- [Task objective] Scan the data below for the string "轻松达标". Copy every line where it appears.
——
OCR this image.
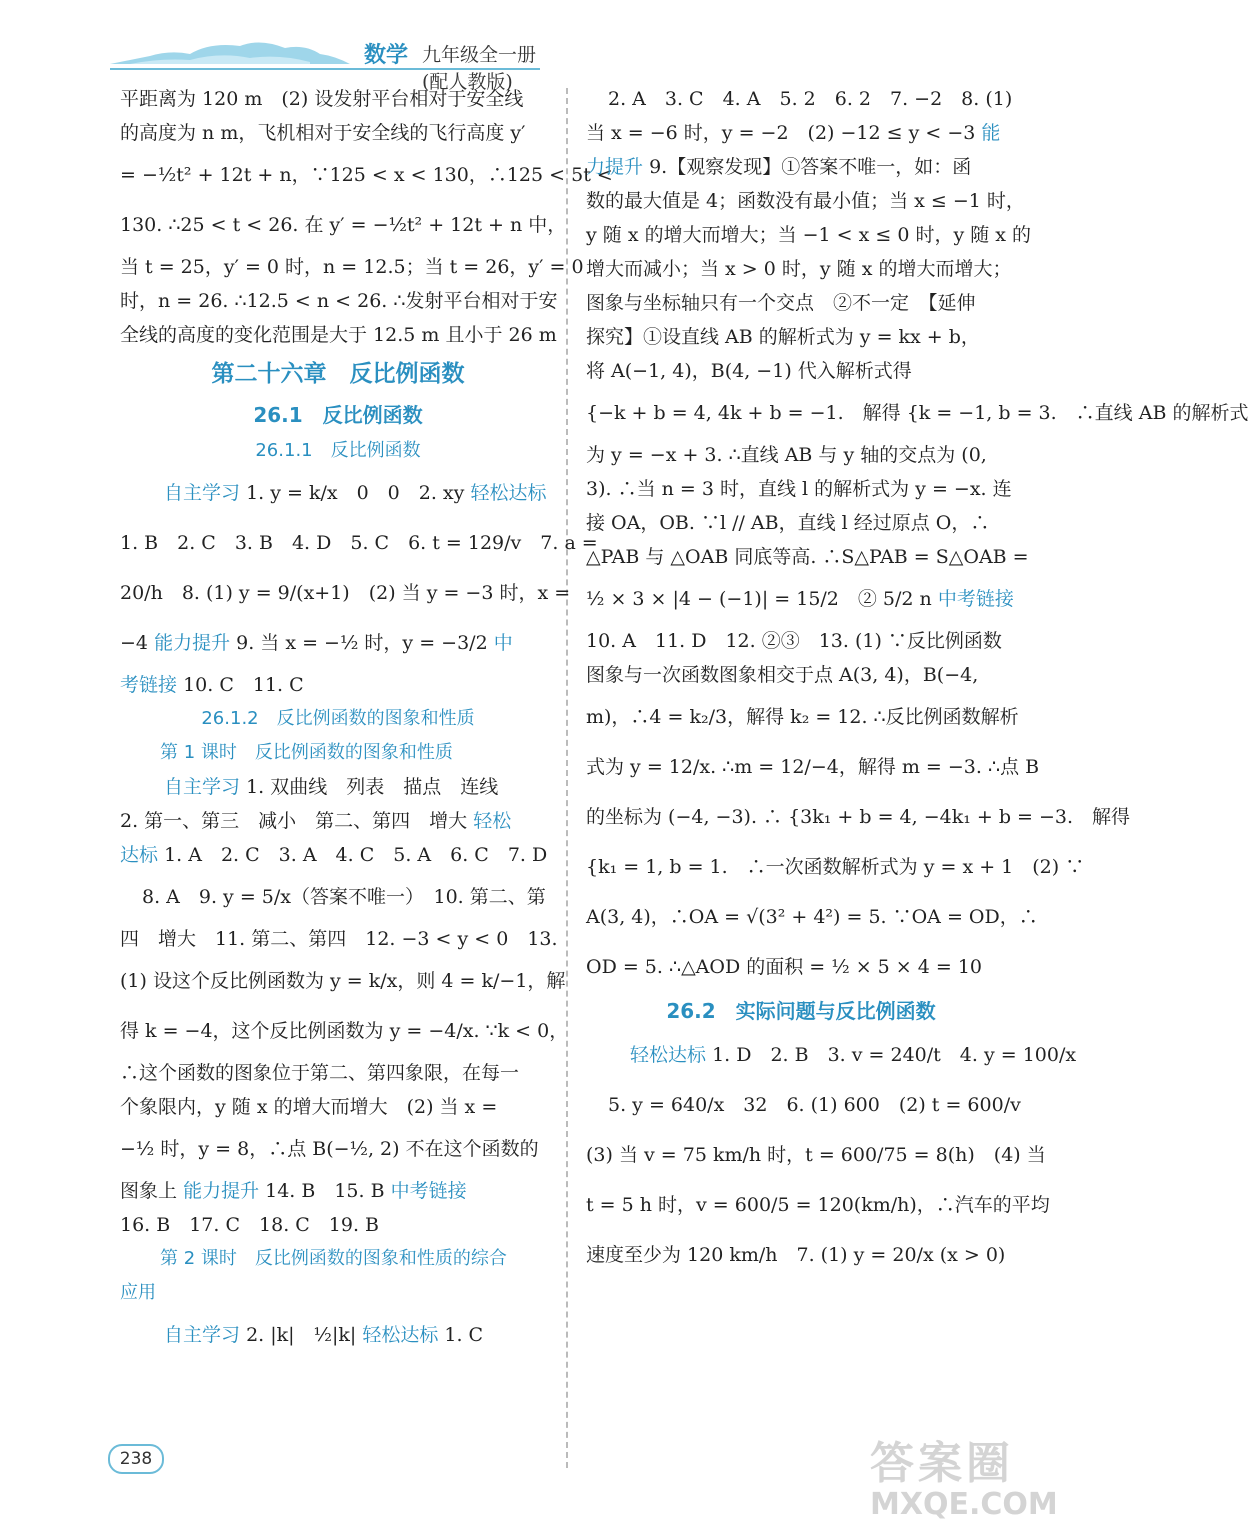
数学 九年级全一册(配人教版)
平距离为 120 m　(2) 设发射平台相对于安全线
的高度为 n m，飞机相对于安全线的飞行高度 y′
= −½t² + 12t + n，∵125 < x < 130，∴125 < 5t <
130. ∴25 < t < 26. 在 y′ = −½t² + 12t + n 中，
当 t = 25，y′ = 0 时，n = 12.5；当 t = 26，y′ = 0
时，n = 26. ∴12.5 < n < 26. ∴发射平台相对于安
全线的高度的变化范围是大于 12.5 m 且小于 26 m
第二十六章　反比例函数
26.1　反比例函数
26.1.1　反比例函数
自主学习 1. y = k/x　0　0　2. xy 轻松达标
1. B　2. C　3. B　4. D　5. C　6. t = 129/v　7. a =
20/h　8. (1) y = 9/(x+1)　(2) 当 y = −3 时，x =
−4 能力提升 9. 当 x = −½ 时，y = −3/2 中
考链接 10. C　11. C
26.1.2　反比例函数的图象和性质
第 1 课时　反比例函数的图象和性质
自主学习 1. 双曲线　列表　描点　连线
2. 第一、第三　减小　第二、第四　增大 轻松
达标 1. A　2. C　3. A　4. C　5. A　6. C　7. D
8. A　9. y = 5/x（答案不唯一）　10. 第二、第
四　增大　11. 第二、第四　12. −3 < y < 0　13.
(1) 设这个反比例函数为 y = k/x，则 4 = k/−1，解
得 k = −4，这个反比例函数为 y = −4/x. ∵k < 0，
∴这个函数的图象位于第二、第四象限，在每一
个象限内，y 随 x 的增大而增大　(2) 当 x =
−½ 时，y = 8，∴点 B(−½, 2) 不在这个函数的
图象上 能力提升 14. B　15. B 中考链接
16. B　17. C　18. C　19. B
第 2 课时　反比例函数的图象和性质的综合
应用
自主学习 2. |k|　½|k| 轻松达标 1. C
2. A　3. C　4. A　5. 2　6. 2　7. −2　8. (1)
当 x = −6 时，y = −2　(2) −12 ≤ y < −3 能
力提升 9.【观察发现】①答案不唯一，如：函
数的最大值是 4；函数没有最小值；当 x ≤ −1 时，
y 随 x 的增大而增大；当 −1 < x ≤ 0 时，y 随 x 的
增大而减小；当 x > 0 时，y 随 x 的增大而增大；
图象与坐标轴只有一个交点　②不一定　【延伸
探究】①设直线 AB 的解析式为 y = kx + b，
将 A(−1, 4)，B(4, −1) 代入解析式得
{−k + b = 4, 4k + b = −1.　解得 {k = −1, b = 3.　∴直线 AB 的解析式
为 y = −x + 3. ∴直线 AB 与 y 轴的交点为 (0,
3). ∴当 n = 3 时，直线 l 的解析式为 y = −x. 连
接 OA，OB. ∵l // AB，直线 l 经过原点 O，∴
△PAB 与 △OAB 同底等高. ∴S△PAB = S△OAB =
½ × 3 × |4 − (−1)| = 15/2　② 5/2 n 中考链接
10. A　11. D　12. ②③　13. (1) ∵反比例函数
图象与一次函数图象相交于点 A(3, 4)，B(−4,
m)，∴4 = k₂/3，解得 k₂ = 12. ∴反比例函数解析
式为 y = 12/x. ∴m = 12/−4，解得 m = −3. ∴点 B
的坐标为 (−4, −3). ∴ {3k₁ + b = 4, −4k₁ + b = −3.　解得
{k₁ = 1, b = 1.　∴一次函数解析式为 y = x + 1　(2) ∵
A(3, 4)，∴OA = √(3² + 4²) = 5. ∵OA = OD，∴
OD = 5. ∴△AOD 的面积 = ½ × 5 × 4 = 10
26.2　实际问题与反比例函数
轻松达标 1. D　2. B　3. v = 240/t　4. y = 100/x
5. y = 640/x　32　6. (1) 600　(2) t = 600/v
(3) 当 v = 75 km/h 时，t = 600/75 = 8(h)　(4) 当
t = 5 h 时，v = 600/5 = 120(km/h)，∴汽车的平均
速度至少为 120 km/h　7. (1) y = 20/x (x > 0)
238	答案圈
MXQE.COM
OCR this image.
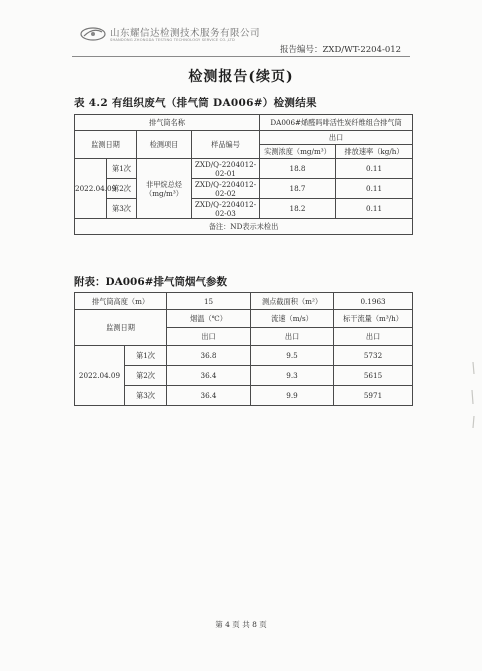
山东耀信达检测技术服务有限公司
SHANDONG ZHONGDA TESTING TECHNOLOGY SERVICE CO.,LTD
报告编号：ZXD/WT-2204-012
检测报告(续页)
表 4.2 有组织废气（排气筒 DA006#）检测结果
排气筒名称				DA006#烯醛吗啡活性炭纤维组合排气筒	
监测日期		检测项目	样品编号	出口	
				实测浓度（mg/m³）	排放速率（kg/h）
2022.04.09	第1次	非甲烷总烃（mg/m³）	ZXD/Q-2204012-02-01	18.8	0.11
	第2次		ZXD/Q-2204012-02-02	18.7	0.11
	第3次		ZXD/Q-2204012-02-03	18.2	0.11
备注：ND表示未检出					
附表：DA006#排气筒烟气参数
排气筒高度（m）		15	测点截面积（m²）	0.1963
监测日期		烟温（℃）	流速（m/s）	标干流量（m³/h）
		出口	出口	出口
2022.04.09	第1次	36.8	9.5	5732
	第2次	36.4	9.3	5615
	第3次	36.4	9.9	5971
第 4 页 共 8 页
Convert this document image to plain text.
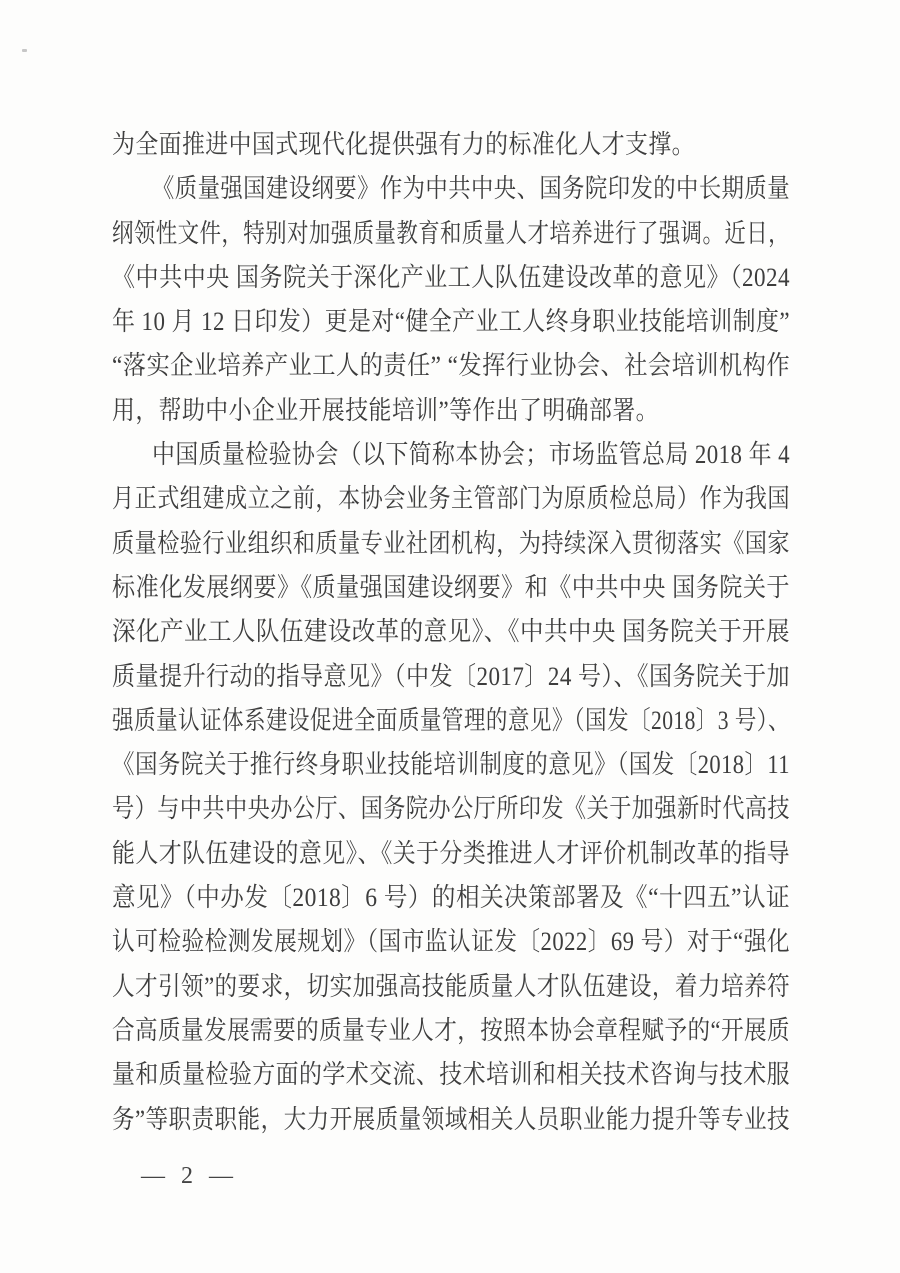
为全面推进中国式现代化提供强有力的标准化人才支撑。
《质量强国建设纲要》作为中共中央、国务院印发的中长期质量
纲领性文件，特别对加强质量教育和质量人才培养进行了强调。近日，
《中共中央 国务院关于深化产业工人队伍建设改革的意见》（2024
年 10 月 12 日印发）更是对“健全产业工人终身职业技能培训制度”
“落实企业培养产业工人的责任” “发挥行业协会、社会培训机构作
用，帮助中小企业开展技能培训”等作出了明确部署。
中国质量检验协会（以下简称本协会；市场监管总局 2018 年 4
月正式组建成立之前，本协会业务主管部门为原质检总局）作为我国
质量检验行业组织和质量专业社团机构，为持续深入贯彻落实《国家
标准化发展纲要》《质量强国建设纲要》和《中共中央 国务院关于
深化产业工人队伍建设改革的意见》、《中共中央 国务院关于开展
质量提升行动的指导意见》（中发〔2017〕24 号）、《国务院关于加
强质量认证体系建设促进全面质量管理的意见》（国发〔2018〕3 号）、
《国务院关于推行终身职业技能培训制度的意见》（国发〔2018〕11
号）与中共中央办公厅、国务院办公厅所印发《关于加强新时代高技
能人才队伍建设的意见》、《关于分类推进人才评价机制改革的指导
意见》（中办发〔2018〕6 号）的相关决策部署及《“十四五”认证
认可检验检测发展规划》（国市监认证发〔2022〕69 号）对于“强化
人才引领”的要求，切实加强高技能质量人才队伍建设，着力培养符
合高质量发展需要的质量专业人才，按照本协会章程赋予的“开展质
量和质量检验方面的学术交流、技术培训和相关技术咨询与技术服
务”等职责职能，大力开展质量领域相关人员职业能力提升等专业技
— 2 —
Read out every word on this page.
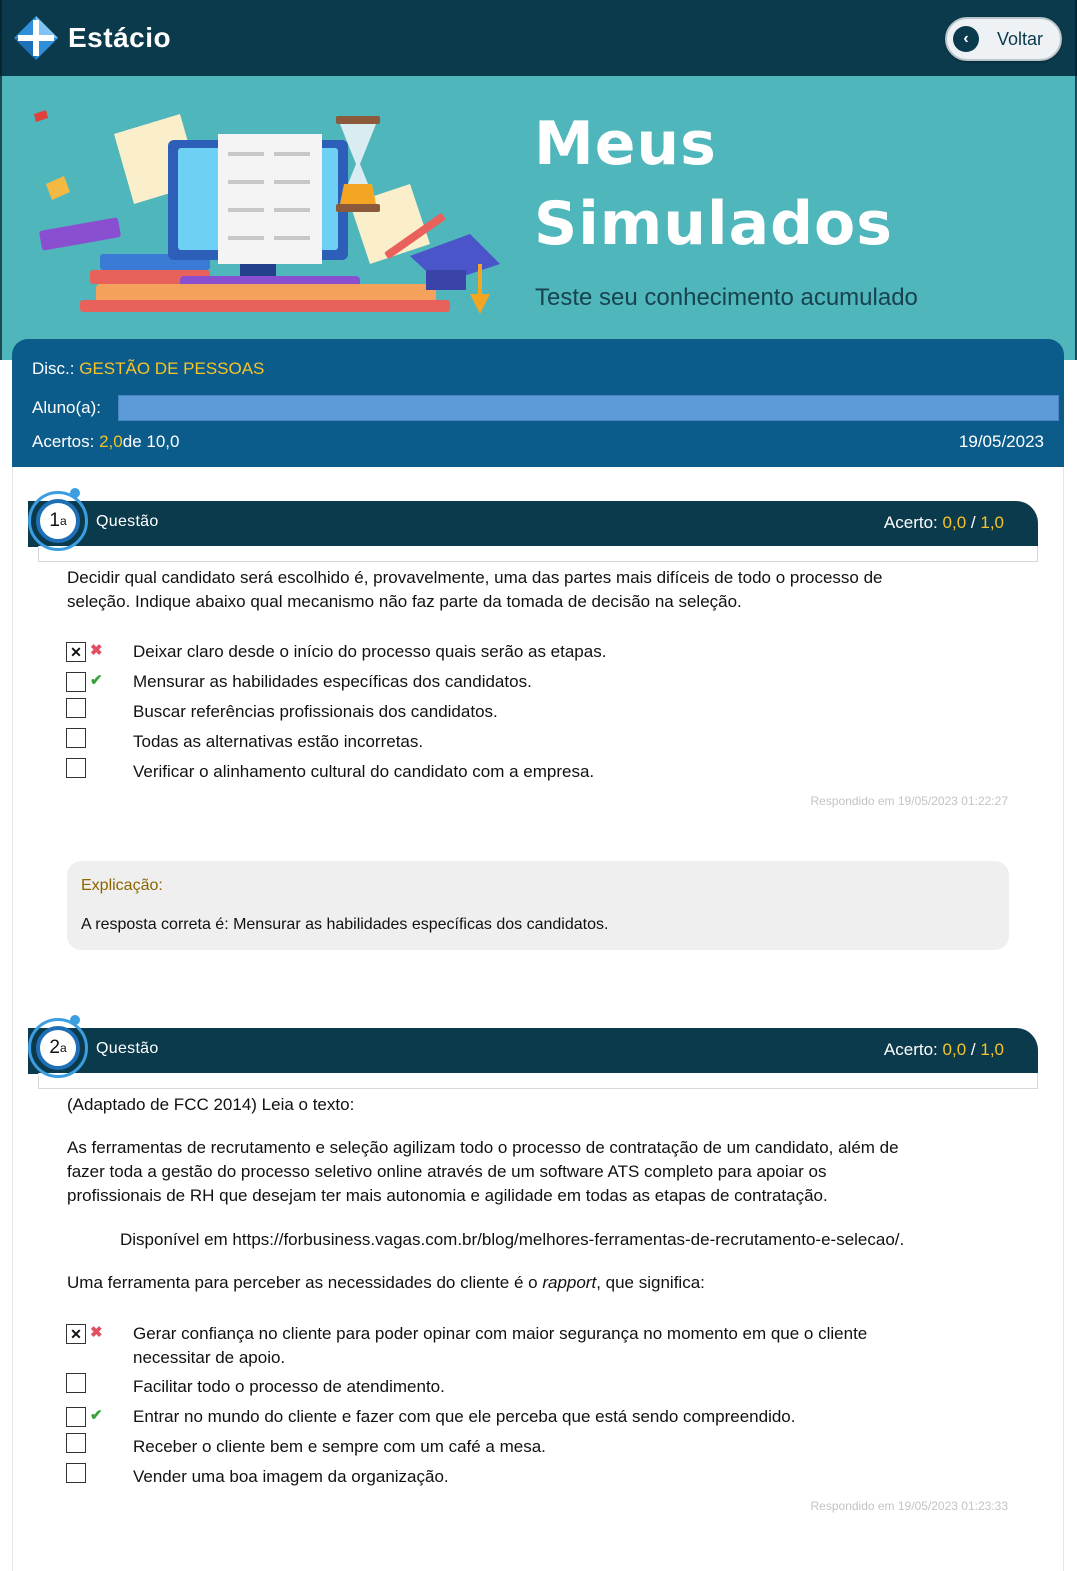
Estácio	‹	Voltar
Meus
Simulados
Teste seu conhecimento acumulado
Disc.: GESTÃO DE PESSOAS
Aluno(a):
Acertos: 2,0de 10,0	19/05/2023
Questão	Acerto: 0,0 / 1,0
1 a
Decidir qual candidato será escolhido é, provavelmente, uma das partes mais difíceis de todo o processo de
seleção. Indique abaixo qual mecanismo não faz parte da tomada de decisão na seleção.
✕ ✖ Deixar claro desde o início do processo quais serão as etapas.
✔ Mensurar as habilidades específicas dos candidatos.
Buscar referências profissionais dos candidatos.
Todas as alternativas estão incorretas.
Verificar o alinhamento cultural do candidato com a empresa.
Respondido em 19/05/2023 01:22:27
Explicação:
A resposta correta é: Mensurar as habilidades específicas dos candidatos.
Questão	Acerto: 0,0 / 1,0
2 a
(Adaptado de FCC 2014) Leia o texto:
As ferramentas de recrutamento e seleção agilizam todo o processo de contratação de um candidato, além de
fazer toda a gestão do processo seletivo online através de um software ATS completo para apoiar os
profissionais de RH que desejam ter mais autonomia e agilidade em todas as etapas de contratação.
Disponível em https://forbusiness.vagas.com.br/blog/melhores-ferramentas-de-recrutamento-e-selecao/.
Uma ferramenta para perceber as necessidades do cliente é o rapport, que significa:
✕ ✖ Gerar confiança no cliente para poder opinar com maior segurança no momento em que o cliente
necessitar de apoio.
Facilitar todo o processo de atendimento.
✔ Entrar no mundo do cliente e fazer com que ele perceba que está sendo compreendido.
Receber o cliente bem e sempre com um café a mesa.
Vender uma boa imagem da organização.
Respondido em 19/05/2023 01:23:33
——
- [Expected output]
自主学习 1. y = k/x　0　0　2. xy 轻松达标
自主学习 2. |k|　½|k| 轻松达标 1. C
轻松达标 1. D　2. B　3. v = 240/t　4. y = 100/x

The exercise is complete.